Aim of the task:
Return the entries verbatim and drop every picture.

Dataset excerpts
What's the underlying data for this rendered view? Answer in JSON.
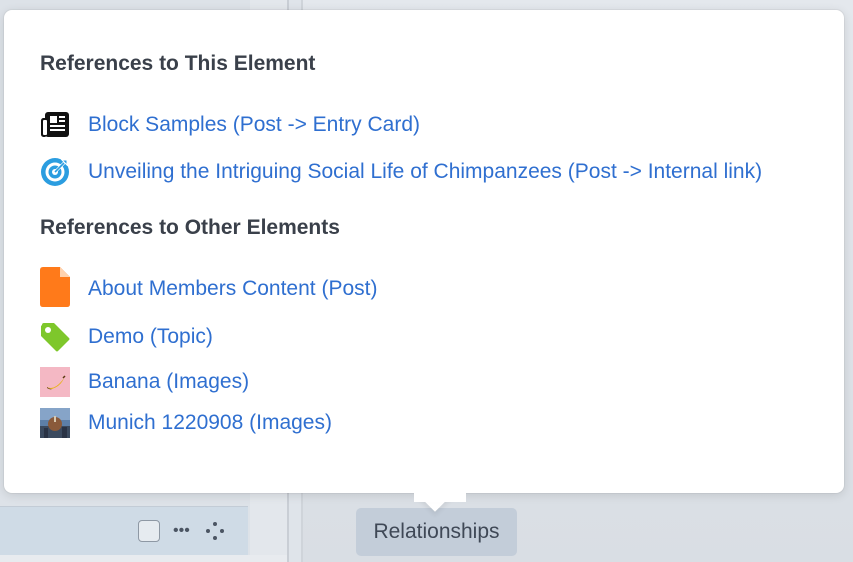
{
  "popover": {
    "incoming_heading": "References to This Element",
    "incoming": [
      {
        "label": "Block Samples (Post -> Entry Card)",
        "icon": "newspaper-icon"
      },
      {
        "label": "Unveiling the Intriguing Social Life of Chimpanzees (Post -> Internal link)",
        "icon": "target-icon"
      }
    ],
    "outgoing_heading": "References to Other Elements",
    "outgoing": [
      {
        "label": "About Members Content (Post)",
        "icon": "document-icon"
      },
      {
        "label": "Demo (Topic)",
        "icon": "tag-icon"
      },
      {
        "label": "Banana (Images)",
        "icon": "banana-thumbnail"
      },
      {
        "label": "Munich 1220908 (Images)",
        "icon": "munich-thumbnail"
      }
    ]
  },
  "toolbar": {
    "relationships_label": "Relationships",
    "more_label": "•••"
  },
  "colors": {
    "link": "#2f6fd0",
    "heading": "#3a404a",
    "document_icon": "#ff7a1a",
    "tag_icon": "#7ec72b",
    "target_icon": "#2b9de0"
  }
}
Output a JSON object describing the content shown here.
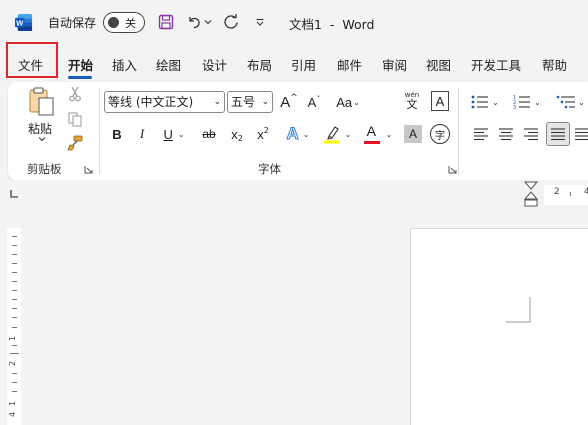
{
  "titlebar": {
    "autosave_label": "自动保存",
    "autosave_state": "关",
    "doc_title": "文档1  -  Word"
  },
  "tabs": [
    "文件",
    "开始",
    "插入",
    "绘图",
    "设计",
    "布局",
    "引用",
    "邮件",
    "审阅",
    "视图",
    "开发工具",
    "帮助"
  ],
  "ribbon": {
    "clipboard": {
      "paste_label": "粘贴",
      "group_label": "剪贴板"
    },
    "font": {
      "font_name": "等线 (中文正文)",
      "font_size": "五号",
      "group_label": "字体",
      "pinyin_top": "wén",
      "pinyin_bottom": "文",
      "case_label": "Aa",
      "bold": "B",
      "italic": "I",
      "underline": "U",
      "strike": "ab",
      "subscript_base": "x",
      "subscript_mark": "2",
      "superscript_base": "x",
      "superscript_mark": "2",
      "grow_label": "A",
      "shrink_label": "A",
      "effect_label": "A",
      "color_label": "A",
      "shade_label": "A",
      "border_label": "A",
      "circle_label": "字"
    }
  },
  "ruler": {
    "h_marks": [
      "2",
      "4"
    ],
    "v_marks": [
      "1",
      "2",
      "1",
      "4"
    ]
  },
  "colors": {
    "accent": "#185abd",
    "highlight": "#e0262c",
    "word_blue": "#185abd",
    "highlighter_yellow": "#ffff00",
    "font_red": "#e81123"
  }
}
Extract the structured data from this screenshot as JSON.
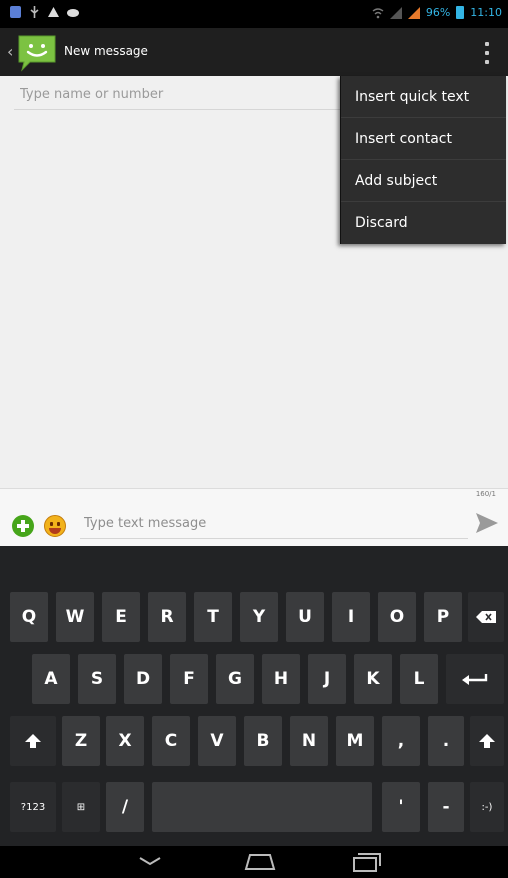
{
  "status_bar": {
    "battery": "96%",
    "time": "11:10",
    "icons": [
      "notification-icon",
      "usb-icon",
      "warning-icon",
      "cloud-icon",
      "wifi-icon",
      "signal-icon",
      "battery-icon"
    ]
  },
  "action_bar": {
    "title": "New message",
    "app_icon": "messaging-app-icon",
    "overflow_icon": "overflow-menu-icon"
  },
  "recipient": {
    "placeholder": "Type name or number",
    "value": ""
  },
  "menu": {
    "items": [
      {
        "label": "Insert quick text"
      },
      {
        "label": "Insert contact"
      },
      {
        "label": "Add subject"
      },
      {
        "label": "Discard"
      }
    ]
  },
  "compose": {
    "placeholder": "Type text message",
    "value": "",
    "char_count": "160/1",
    "add_icon": "add-attachment-icon",
    "emoji_icon": "emoji-icon",
    "send_icon": "send-icon"
  },
  "keyboard": {
    "row1": [
      "Q",
      "W",
      "E",
      "R",
      "T",
      "Y",
      "U",
      "I",
      "O",
      "P"
    ],
    "row2": [
      "A",
      "S",
      "D",
      "F",
      "G",
      "H",
      "J",
      "K",
      "L"
    ],
    "row3": [
      "Z",
      "X",
      "C",
      "V",
      "B",
      "N",
      "M",
      ",",
      "."
    ],
    "symbols_key": "?123",
    "settings_key": "⊞",
    "slash_key": "/",
    "apostrophe_key": "'",
    "dash_key": "-",
    "smiley_key": ":-)"
  },
  "colors": {
    "accent": "#33b5e5",
    "action_bar": "#1f1f1f",
    "content_bg": "#f0f0f0",
    "keyboard_bg": "#222325",
    "key_bg": "#3a3b3d",
    "add_green": "#46a51a"
  }
}
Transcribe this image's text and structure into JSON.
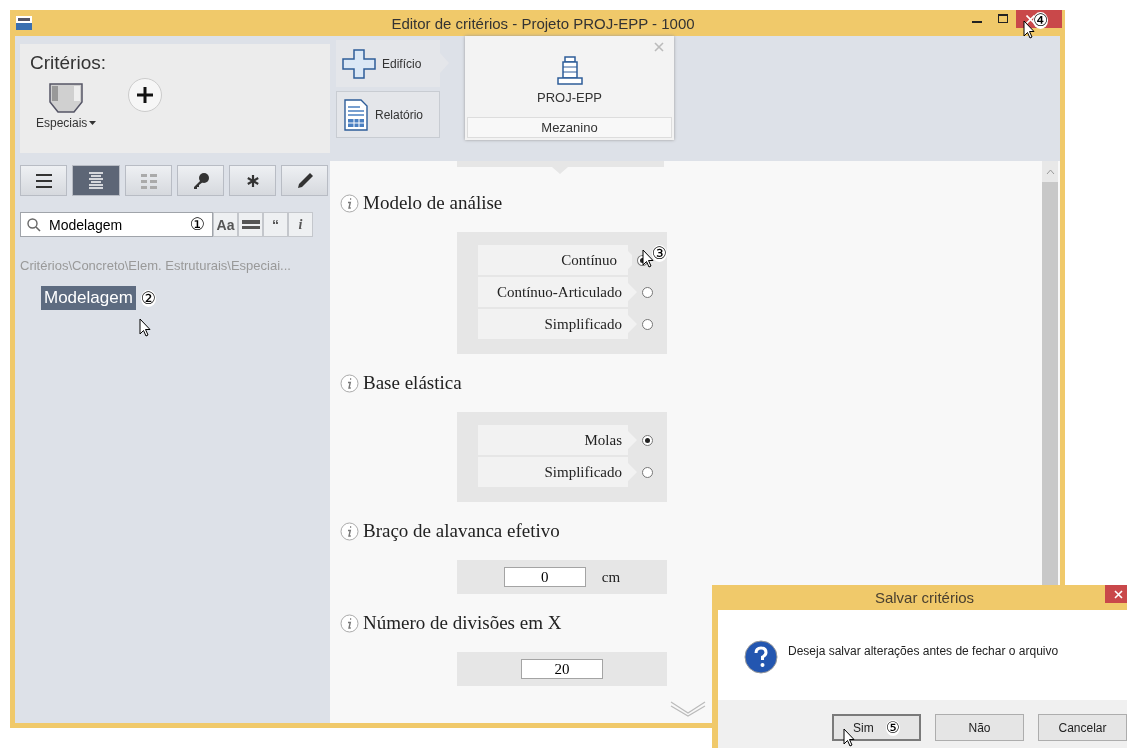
{
  "window": {
    "title": "Editor de critérios - Projeto PROJ-EPP - 1000",
    "annotation": "④"
  },
  "sidebar": {
    "heading": "Critérios:",
    "category": {
      "label": "Especiais"
    },
    "toolbar": [
      {
        "kind": "list",
        "selected": false
      },
      {
        "kind": "detail",
        "selected": true
      },
      {
        "kind": "grid",
        "selected": false
      },
      {
        "kind": "key",
        "selected": false
      },
      {
        "kind": "asterisk",
        "selected": false
      },
      {
        "kind": "pencil",
        "selected": false
      }
    ],
    "search": {
      "value": "Modelagem",
      "annotation": "①"
    },
    "search_options": [
      {
        "kind": "text",
        "label": "Aa"
      },
      {
        "kind": "bar"
      },
      {
        "kind": "text",
        "label": "“"
      },
      {
        "kind": "text",
        "label": "i"
      }
    ],
    "breadcrumb": "Critérios\\Concreto\\Elem. Estruturais\\Especiai...",
    "tree": [
      {
        "label": "Modelagem",
        "selected": true,
        "annotation": "②"
      }
    ]
  },
  "nav": {
    "buttons": [
      {
        "kind": "building",
        "label": "Edifício"
      },
      {
        "kind": "report",
        "label": "Relatório"
      }
    ],
    "project": {
      "name": "PROJ-EPP",
      "floor": "Mezanino"
    }
  },
  "sections": [
    {
      "kind": "radio",
      "title": "Modelo de análise",
      "options": [
        {
          "label": "Contínuo",
          "selected": true,
          "annotation": "③"
        },
        {
          "label": "Contínuo-Articulado",
          "selected": false
        },
        {
          "label": "Simplificado",
          "selected": false
        }
      ]
    },
    {
      "kind": "radio",
      "title": "Base elástica",
      "options": [
        {
          "label": "Molas",
          "selected": true
        },
        {
          "label": "Simplificado",
          "selected": false
        }
      ]
    },
    {
      "kind": "input",
      "title": "Braço de alavanca efetivo",
      "value": "0",
      "unit": "cm"
    },
    {
      "kind": "input",
      "title": "Número de divisões em X",
      "value": "20"
    }
  ],
  "dialog": {
    "title": "Salvar critérios",
    "message": "Deseja salvar alterações antes de fechar o arquivo",
    "buttons": [
      {
        "label": "Sim",
        "annotation": "⑤"
      },
      {
        "label": "Não"
      },
      {
        "label": "Cancelar"
      }
    ]
  }
}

Written reply:
What's the underlying data for this rendered view? Answer in JSON.
{
  "popover": {
    "incoming_heading": "References to This Element",
    "incoming": [
      {
        "label": "Block Samples (Post -> Entry Card)",
        "icon": "newspaper-icon"
      },
      {
        "label": "Unveiling the Intriguing Social Life of Chimpanzees (Post -> Internal link)",
        "icon": "target-icon"
      }
    ],
    "outgoing_heading": "References to Other Elements",
    "outgoing": [
      {
        "label": "About Members Content (Post)",
        "icon": "document-icon"
      },
      {
        "label": "Demo (Topic)",
        "icon": "tag-icon"
      },
      {
        "label": "Banana (Images)",
        "icon": "banana-thumbnail"
      },
      {
        "label": "Munich 1220908 (Images)",
        "icon": "munich-thumbnail"
      }
    ]
  },
  "toolbar": {
    "relationships_label": "Relationships",
    "more_label": "•••"
  },
  "colors": {
    "link": "#2f6fd0",
    "heading": "#3a404a",
    "document_icon": "#ff7a1a",
    "tag_icon": "#7ec72b",
    "target_icon": "#2b9de0"
  }
}
Output a JSON object describing the content shown here.
{
  "titlebar": {
    "autosave_label": "自动保存",
    "autosave_state": "关",
    "doc_title": "文档1  -  Word"
  },
  "tabs": [
    "文件",
    "开始",
    "插入",
    "绘图",
    "设计",
    "布局",
    "引用",
    "邮件",
    "审阅",
    "视图",
    "开发工具",
    "帮助"
  ],
  "ribbon": {
    "clipboard": {
      "paste_label": "粘贴",
      "group_label": "剪贴板"
    },
    "font": {
      "font_name": "等线 (中文正文)",
      "font_size": "五号",
      "group_label": "字体",
      "pinyin_top": "wén",
      "pinyin_bottom": "文",
      "case_label": "Aa",
      "bold": "B",
      "italic": "I",
      "underline": "U",
      "strike": "ab",
      "subscript_base": "x",
      "subscript_mark": "2",
      "superscript_base": "x",
      "superscript_mark": "2",
      "grow_label": "A",
      "shrink_label": "A",
      "effect_label": "A",
      "color_label": "A",
      "shade_label": "A",
      "border_label": "A",
      "circle_label": "字"
    }
  },
  "ruler": {
    "h_marks": [
      "2",
      "4"
    ],
    "v_marks": [
      "1",
      "2",
      "1",
      "4"
    ]
  },
  "colors": {
    "accent": "#185abd",
    "highlight": "#e0262c",
    "word_blue": "#185abd",
    "highlighter_yellow": "#ffff00",
    "font_red": "#e81123"
  }
}
Extract the structured data from this screenshot as JSON.
{
  "status_bar": {
    "battery": "96%",
    "time": "11:10",
    "icons": [
      "notification-icon",
      "usb-icon",
      "warning-icon",
      "cloud-icon",
      "wifi-icon",
      "signal-icon",
      "battery-icon"
    ]
  },
  "action_bar": {
    "title": "New message",
    "app_icon": "messaging-app-icon",
    "overflow_icon": "overflow-menu-icon"
  },
  "recipient": {
    "placeholder": "Type name or number",
    "value": ""
  },
  "menu": {
    "items": [
      {
        "label": "Insert quick text"
      },
      {
        "label": "Insert contact"
      },
      {
        "label": "Add subject"
      },
      {
        "label": "Discard"
      }
    ]
  },
  "compose": {
    "placeholder": "Type text message",
    "value": "",
    "char_count": "160/1",
    "add_icon": "add-attachment-icon",
    "emoji_icon": "emoji-icon",
    "send_icon": "send-icon"
  },
  "keyboard": {
    "row1": [
      "Q",
      "W",
      "E",
      "R",
      "T",
      "Y",
      "U",
      "I",
      "O",
      "P"
    ],
    "row2": [
      "A",
      "S",
      "D",
      "F",
      "G",
      "H",
      "J",
      "K",
      "L"
    ],
    "row3": [
      "Z",
      "X",
      "C",
      "V",
      "B",
      "N",
      "M",
      ",",
      "."
    ],
    "symbols_key": "?123",
    "settings_key": "⊞",
    "slash_key": "/",
    "apostrophe_key": "'",
    "dash_key": "-",
    "smiley_key": ":-)"
  },
  "colors": {
    "accent": "#33b5e5",
    "action_bar": "#1f1f1f",
    "content_bg": "#f0f0f0",
    "keyboard_bg": "#222325",
    "key_bg": "#3a3b3d",
    "add_green": "#46a51a"
  }
}
Transcribe this image's text and structure into JSON.
{
  "window": {
    "title": "Editor de critérios - Projeto PROJ-EPP - 1000",
    "annotation": "④"
  },
  "sidebar": {
    "heading": "Critérios:",
    "category": {
      "label": "Especiais"
    },
    "toolbar": [
      {
        "kind": "list",
        "selected": false
      },
      {
        "kind": "detail",
        "selected": true
      },
      {
        "kind": "grid",
        "selected": false
      },
      {
        "kind": "key",
        "selected": false
      },
      {
        "kind": "asterisk",
        "selected": false
      },
      {
        "kind": "pencil",
        "selected": false
      }
    ],
    "search": {
      "value": "Modelagem",
      "annotation": "①"
    },
    "search_options": [
      {
        "kind": "text",
        "label": "Aa"
      },
      {
        "kind": "bar"
      },
      {
        "kind": "text",
        "label": "“"
      },
      {
        "kind": "text",
        "label": "i"
      }
    ],
    "breadcrumb": "Critérios\\Concreto\\Elem. Estruturais\\Especiai...",
    "tree": [
      {
        "label": "Modelagem",
        "selected": true,
        "annotation": "②"
      }
    ]
  },
  "nav": {
    "buttons": [
      {
        "kind": "building",
        "label": "Edifício"
      },
      {
        "kind": "report",
        "label": "Relatório"
      }
    ],
    "project": {
      "name": "PROJ-EPP",
      "floor": "Mezanino"
    }
  },
  "sections": [
    {
      "kind": "radio",
      "title": "Modelo de análise",
      "options": [
        {
          "label": "Contínuo",
          "selected": true,
          "annotation": "③"
        },
        {
          "label": "Contínuo-Articulado",
          "selected": false
        },
        {
          "label": "Simplificado",
          "selected": false
        }
      ]
    },
    {
      "kind": "radio",
      "title": "Base elástica",
      "options": [
        {
          "label": "Molas",
          "selected": true
        },
        {
          "label": "Simplificado",
          "selected": false
        }
      ]
    },
    {
      "kind": "input",
      "title": "Braço de alavanca efetivo",
      "value": "0",
      "unit": "cm"
    },
    {
      "kind": "input",
      "title": "Número de divisões em X",
      "value": "20"
    }
  ],
  "dialog": {
    "title": "Salvar critérios",
    "message": "Deseja salvar alterações antes de fechar o arquivo",
    "buttons": [
      {
        "label": "Sim",
        "annotation": "⑤"
      },
      {
        "label": "Não"
      },
      {
        "label": "Cancelar"
      }
    ]
  }
}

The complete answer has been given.